**Task brief**. Look for "your" in the listing below. Gather each line that contains it.

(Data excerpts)
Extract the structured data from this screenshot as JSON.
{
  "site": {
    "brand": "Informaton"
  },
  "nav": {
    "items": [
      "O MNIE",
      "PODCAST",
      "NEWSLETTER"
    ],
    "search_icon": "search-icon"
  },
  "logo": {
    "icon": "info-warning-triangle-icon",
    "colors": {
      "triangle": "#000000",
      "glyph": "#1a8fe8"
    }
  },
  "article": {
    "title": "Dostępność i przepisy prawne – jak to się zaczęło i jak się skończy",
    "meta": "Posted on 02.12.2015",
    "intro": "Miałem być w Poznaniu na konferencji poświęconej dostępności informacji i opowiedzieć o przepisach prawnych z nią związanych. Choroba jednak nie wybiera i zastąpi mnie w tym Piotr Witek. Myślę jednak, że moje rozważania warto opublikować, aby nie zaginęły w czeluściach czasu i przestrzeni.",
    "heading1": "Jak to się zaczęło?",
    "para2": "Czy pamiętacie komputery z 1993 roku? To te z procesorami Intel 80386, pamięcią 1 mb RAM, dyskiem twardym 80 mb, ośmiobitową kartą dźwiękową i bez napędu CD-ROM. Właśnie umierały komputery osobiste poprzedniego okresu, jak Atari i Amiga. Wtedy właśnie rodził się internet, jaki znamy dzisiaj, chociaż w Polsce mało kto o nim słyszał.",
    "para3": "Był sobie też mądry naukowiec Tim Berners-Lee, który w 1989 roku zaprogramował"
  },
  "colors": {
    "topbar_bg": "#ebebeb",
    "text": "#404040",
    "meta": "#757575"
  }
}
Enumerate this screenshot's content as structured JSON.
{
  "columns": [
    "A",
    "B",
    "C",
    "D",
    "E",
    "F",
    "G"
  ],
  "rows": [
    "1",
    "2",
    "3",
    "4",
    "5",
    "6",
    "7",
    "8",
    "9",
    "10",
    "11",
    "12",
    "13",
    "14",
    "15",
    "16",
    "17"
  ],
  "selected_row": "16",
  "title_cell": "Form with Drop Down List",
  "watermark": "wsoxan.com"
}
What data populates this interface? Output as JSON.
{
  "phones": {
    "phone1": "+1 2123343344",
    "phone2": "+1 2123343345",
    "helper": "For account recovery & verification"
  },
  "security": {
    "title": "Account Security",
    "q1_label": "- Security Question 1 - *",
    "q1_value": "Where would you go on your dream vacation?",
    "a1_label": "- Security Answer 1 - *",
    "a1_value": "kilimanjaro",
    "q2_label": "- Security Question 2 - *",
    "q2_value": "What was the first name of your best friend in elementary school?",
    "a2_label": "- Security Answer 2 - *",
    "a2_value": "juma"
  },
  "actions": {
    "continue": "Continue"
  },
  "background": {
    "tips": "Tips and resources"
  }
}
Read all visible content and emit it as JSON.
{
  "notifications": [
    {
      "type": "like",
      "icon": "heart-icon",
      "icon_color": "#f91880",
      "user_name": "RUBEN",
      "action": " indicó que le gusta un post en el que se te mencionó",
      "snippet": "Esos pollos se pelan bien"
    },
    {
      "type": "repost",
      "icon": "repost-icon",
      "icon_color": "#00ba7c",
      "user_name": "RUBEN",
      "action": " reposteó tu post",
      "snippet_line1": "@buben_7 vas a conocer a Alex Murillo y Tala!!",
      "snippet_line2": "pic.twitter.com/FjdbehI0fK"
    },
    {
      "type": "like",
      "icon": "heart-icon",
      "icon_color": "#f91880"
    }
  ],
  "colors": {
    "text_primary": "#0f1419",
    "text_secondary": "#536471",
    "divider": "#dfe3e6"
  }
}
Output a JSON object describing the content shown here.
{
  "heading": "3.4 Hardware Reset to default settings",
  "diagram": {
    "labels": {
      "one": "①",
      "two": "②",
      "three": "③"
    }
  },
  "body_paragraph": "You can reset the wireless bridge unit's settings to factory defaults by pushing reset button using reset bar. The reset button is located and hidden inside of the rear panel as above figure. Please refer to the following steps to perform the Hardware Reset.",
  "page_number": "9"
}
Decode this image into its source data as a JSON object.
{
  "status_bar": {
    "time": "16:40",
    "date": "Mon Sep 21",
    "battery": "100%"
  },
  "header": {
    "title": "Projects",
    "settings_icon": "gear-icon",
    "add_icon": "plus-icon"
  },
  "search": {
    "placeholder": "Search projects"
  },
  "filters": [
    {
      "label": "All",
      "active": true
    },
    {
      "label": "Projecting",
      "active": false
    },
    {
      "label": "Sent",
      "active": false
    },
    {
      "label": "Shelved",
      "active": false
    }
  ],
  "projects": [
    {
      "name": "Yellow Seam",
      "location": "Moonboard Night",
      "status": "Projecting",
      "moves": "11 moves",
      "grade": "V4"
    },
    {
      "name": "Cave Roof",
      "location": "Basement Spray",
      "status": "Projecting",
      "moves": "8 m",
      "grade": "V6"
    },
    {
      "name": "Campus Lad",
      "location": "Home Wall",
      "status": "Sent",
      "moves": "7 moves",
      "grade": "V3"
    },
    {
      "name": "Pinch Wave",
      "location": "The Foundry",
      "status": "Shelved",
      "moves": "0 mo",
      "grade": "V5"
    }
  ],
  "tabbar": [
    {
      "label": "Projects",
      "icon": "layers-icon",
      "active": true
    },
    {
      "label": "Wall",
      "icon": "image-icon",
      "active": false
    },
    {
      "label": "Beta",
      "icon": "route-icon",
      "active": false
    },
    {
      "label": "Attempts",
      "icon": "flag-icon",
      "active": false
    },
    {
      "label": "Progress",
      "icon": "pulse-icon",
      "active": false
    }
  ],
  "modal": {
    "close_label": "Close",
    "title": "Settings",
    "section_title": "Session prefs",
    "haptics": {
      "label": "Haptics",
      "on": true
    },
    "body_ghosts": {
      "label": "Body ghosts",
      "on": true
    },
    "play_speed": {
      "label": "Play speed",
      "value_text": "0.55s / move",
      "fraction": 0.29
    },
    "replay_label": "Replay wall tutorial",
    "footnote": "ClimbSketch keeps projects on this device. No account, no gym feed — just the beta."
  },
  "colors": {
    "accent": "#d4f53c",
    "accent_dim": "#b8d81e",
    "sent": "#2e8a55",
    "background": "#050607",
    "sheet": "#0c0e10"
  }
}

**Output for this task**.
    "q1_value": "Where would you go on your dream vacation?",
    "q2_value": "What was the first name of your best friend in elementary school?",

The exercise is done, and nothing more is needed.